STATED TASK:
Gather all lines in the entries below that include the word "JSON".

%%

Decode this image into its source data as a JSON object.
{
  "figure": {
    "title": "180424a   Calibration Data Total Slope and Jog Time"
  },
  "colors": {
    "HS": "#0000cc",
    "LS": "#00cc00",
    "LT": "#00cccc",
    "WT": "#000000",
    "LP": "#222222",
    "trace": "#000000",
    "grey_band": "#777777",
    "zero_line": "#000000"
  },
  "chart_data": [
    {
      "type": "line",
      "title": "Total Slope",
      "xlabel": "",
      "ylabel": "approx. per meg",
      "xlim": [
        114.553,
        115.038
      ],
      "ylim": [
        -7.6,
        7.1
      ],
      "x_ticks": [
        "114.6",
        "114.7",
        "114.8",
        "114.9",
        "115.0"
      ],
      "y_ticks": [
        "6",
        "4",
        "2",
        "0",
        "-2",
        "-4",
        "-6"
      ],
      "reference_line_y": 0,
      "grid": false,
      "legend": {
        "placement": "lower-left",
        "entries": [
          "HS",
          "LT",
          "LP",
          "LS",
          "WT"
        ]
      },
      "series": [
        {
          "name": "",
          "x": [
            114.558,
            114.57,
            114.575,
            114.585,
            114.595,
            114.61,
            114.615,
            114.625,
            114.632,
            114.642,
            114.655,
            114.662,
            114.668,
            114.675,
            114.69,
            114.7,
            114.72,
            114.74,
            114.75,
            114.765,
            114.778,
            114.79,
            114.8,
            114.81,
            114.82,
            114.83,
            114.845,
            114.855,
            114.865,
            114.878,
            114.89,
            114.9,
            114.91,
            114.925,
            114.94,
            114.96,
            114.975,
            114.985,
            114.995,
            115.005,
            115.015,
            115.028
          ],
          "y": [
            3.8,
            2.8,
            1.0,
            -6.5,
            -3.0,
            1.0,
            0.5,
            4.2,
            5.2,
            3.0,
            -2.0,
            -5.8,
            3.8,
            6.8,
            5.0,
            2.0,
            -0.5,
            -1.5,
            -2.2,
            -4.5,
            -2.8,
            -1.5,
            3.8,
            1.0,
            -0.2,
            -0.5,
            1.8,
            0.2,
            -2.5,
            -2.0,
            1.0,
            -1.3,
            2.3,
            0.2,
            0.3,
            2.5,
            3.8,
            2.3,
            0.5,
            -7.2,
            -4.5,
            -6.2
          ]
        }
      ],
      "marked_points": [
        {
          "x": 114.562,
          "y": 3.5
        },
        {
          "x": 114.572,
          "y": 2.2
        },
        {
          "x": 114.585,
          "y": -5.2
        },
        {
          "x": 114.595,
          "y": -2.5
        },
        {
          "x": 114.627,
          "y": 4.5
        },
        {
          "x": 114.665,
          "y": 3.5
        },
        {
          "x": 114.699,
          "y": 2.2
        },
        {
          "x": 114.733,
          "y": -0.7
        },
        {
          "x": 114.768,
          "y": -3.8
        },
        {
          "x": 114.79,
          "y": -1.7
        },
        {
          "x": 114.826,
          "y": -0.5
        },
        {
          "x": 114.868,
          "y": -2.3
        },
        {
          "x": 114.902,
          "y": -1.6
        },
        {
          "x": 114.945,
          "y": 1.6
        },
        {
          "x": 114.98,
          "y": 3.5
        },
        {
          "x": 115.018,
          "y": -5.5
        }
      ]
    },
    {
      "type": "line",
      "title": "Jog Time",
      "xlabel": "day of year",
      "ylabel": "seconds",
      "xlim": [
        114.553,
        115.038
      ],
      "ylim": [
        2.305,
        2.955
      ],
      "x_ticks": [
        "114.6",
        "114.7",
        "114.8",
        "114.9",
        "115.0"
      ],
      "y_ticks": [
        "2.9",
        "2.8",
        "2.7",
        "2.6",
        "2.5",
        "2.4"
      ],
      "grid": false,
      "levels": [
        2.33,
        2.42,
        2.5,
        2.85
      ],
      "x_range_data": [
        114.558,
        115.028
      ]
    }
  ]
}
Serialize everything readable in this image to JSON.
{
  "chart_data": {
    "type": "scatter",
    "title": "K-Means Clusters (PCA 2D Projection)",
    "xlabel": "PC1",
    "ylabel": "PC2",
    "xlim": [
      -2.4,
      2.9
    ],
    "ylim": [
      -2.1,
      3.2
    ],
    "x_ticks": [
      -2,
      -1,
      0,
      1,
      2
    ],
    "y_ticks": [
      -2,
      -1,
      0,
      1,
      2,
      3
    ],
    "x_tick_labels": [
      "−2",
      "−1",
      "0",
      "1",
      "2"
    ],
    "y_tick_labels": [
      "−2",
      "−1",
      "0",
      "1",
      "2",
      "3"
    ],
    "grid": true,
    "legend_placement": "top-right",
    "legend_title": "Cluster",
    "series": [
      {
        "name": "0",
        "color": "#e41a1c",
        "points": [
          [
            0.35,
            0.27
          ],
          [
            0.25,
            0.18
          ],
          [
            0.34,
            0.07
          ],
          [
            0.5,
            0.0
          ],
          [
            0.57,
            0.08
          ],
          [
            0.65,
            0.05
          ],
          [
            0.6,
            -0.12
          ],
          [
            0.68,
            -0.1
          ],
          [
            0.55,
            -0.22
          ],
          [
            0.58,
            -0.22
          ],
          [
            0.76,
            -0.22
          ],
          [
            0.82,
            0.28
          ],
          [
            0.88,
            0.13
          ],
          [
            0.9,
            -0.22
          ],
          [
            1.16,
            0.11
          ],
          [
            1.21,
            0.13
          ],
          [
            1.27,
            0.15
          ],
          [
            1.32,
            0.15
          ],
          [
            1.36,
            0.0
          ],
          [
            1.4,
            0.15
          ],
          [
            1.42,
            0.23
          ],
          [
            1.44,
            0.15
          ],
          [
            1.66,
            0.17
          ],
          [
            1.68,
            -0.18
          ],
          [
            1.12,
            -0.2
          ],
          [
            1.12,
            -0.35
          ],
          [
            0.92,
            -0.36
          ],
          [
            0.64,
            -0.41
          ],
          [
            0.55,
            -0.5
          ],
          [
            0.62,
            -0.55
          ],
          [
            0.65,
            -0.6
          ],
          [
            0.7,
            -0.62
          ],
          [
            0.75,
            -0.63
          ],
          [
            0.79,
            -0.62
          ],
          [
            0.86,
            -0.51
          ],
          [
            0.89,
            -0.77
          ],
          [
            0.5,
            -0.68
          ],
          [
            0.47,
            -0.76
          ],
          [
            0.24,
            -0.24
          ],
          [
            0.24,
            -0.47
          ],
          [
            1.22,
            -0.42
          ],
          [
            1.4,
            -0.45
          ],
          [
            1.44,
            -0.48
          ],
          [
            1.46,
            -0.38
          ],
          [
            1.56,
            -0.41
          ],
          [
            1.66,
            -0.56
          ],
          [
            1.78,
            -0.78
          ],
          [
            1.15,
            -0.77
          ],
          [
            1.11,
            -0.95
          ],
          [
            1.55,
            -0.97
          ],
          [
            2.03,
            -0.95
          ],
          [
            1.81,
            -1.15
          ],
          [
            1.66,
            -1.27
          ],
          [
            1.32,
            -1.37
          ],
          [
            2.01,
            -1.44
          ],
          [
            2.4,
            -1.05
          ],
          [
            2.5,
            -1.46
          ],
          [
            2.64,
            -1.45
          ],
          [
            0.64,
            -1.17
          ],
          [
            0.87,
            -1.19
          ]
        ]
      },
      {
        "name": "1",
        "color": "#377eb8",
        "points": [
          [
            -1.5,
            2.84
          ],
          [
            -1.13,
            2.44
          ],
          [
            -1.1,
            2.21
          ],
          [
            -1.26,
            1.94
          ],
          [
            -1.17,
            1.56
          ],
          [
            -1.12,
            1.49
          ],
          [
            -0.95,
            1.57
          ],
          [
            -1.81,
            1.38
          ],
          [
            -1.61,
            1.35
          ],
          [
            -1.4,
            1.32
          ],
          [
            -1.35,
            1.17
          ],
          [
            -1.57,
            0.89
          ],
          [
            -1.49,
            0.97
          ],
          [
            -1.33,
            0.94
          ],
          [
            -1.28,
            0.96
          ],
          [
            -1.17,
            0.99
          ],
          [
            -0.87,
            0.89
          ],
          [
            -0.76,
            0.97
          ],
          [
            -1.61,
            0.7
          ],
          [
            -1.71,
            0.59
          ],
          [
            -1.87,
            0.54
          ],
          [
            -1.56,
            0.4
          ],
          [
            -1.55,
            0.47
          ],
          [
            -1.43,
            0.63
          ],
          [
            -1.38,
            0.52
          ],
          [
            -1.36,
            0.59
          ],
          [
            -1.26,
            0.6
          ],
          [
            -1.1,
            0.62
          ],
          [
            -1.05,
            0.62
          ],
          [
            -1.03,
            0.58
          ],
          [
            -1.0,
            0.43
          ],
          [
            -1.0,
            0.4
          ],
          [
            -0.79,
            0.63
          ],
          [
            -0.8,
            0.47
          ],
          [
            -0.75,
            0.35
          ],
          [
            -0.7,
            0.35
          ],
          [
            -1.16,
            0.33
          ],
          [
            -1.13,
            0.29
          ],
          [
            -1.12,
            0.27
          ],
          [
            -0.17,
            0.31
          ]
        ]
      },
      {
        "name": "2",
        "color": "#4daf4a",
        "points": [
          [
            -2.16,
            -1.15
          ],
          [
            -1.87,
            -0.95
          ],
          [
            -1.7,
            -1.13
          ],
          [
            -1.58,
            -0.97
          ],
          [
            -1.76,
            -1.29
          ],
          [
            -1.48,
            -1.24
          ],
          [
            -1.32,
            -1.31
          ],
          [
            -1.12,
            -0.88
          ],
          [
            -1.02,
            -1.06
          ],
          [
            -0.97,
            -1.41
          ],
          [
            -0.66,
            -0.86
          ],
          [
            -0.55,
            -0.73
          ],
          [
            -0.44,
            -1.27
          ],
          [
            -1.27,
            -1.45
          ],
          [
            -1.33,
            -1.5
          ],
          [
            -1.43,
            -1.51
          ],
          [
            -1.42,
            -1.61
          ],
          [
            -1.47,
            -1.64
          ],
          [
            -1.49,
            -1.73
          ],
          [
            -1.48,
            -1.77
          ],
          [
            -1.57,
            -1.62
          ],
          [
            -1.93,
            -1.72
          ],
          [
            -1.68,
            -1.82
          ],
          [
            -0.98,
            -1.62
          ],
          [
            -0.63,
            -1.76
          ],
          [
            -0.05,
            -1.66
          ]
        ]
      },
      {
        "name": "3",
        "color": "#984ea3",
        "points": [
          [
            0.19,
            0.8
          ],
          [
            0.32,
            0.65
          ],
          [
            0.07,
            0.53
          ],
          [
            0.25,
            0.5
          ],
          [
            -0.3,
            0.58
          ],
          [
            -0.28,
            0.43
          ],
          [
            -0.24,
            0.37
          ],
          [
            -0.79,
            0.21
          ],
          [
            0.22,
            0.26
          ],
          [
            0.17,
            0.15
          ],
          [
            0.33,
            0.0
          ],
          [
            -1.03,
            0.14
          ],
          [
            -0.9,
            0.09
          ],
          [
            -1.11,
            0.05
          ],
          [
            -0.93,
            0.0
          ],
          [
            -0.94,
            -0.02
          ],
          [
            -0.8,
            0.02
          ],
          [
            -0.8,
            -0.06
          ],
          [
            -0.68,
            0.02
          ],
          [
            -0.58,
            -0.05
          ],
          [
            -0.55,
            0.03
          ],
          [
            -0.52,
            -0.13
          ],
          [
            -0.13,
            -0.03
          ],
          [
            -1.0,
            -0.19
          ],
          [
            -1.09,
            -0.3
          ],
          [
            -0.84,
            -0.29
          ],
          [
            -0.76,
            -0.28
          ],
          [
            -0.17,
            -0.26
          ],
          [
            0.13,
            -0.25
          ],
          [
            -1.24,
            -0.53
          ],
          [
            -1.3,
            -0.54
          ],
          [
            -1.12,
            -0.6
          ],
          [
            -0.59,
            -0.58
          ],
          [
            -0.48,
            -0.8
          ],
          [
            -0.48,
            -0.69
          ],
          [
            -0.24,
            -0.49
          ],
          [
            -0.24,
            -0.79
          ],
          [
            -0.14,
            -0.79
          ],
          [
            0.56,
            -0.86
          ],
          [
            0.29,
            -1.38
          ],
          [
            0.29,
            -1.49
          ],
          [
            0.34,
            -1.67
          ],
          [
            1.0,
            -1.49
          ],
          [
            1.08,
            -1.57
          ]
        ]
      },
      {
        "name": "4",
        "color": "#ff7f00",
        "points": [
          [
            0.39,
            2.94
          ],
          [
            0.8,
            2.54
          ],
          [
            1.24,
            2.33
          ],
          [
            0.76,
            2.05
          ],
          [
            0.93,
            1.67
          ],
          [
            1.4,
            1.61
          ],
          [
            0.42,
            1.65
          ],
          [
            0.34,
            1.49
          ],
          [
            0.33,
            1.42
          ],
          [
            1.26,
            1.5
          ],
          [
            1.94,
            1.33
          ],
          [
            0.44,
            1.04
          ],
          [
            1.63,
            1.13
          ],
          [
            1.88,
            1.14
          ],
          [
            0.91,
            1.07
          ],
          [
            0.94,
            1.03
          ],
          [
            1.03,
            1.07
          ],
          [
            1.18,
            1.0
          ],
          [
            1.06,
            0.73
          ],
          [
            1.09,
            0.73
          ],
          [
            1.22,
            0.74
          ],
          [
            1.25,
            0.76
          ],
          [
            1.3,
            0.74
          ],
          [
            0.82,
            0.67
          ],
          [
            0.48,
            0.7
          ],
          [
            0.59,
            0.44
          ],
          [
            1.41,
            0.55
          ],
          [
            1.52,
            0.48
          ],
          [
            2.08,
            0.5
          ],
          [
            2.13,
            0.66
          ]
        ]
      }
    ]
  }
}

%%

THE COMPLETED TASK:
Decode this image into its source data as a JSON object.
Serialize everything readable in this image to JSON.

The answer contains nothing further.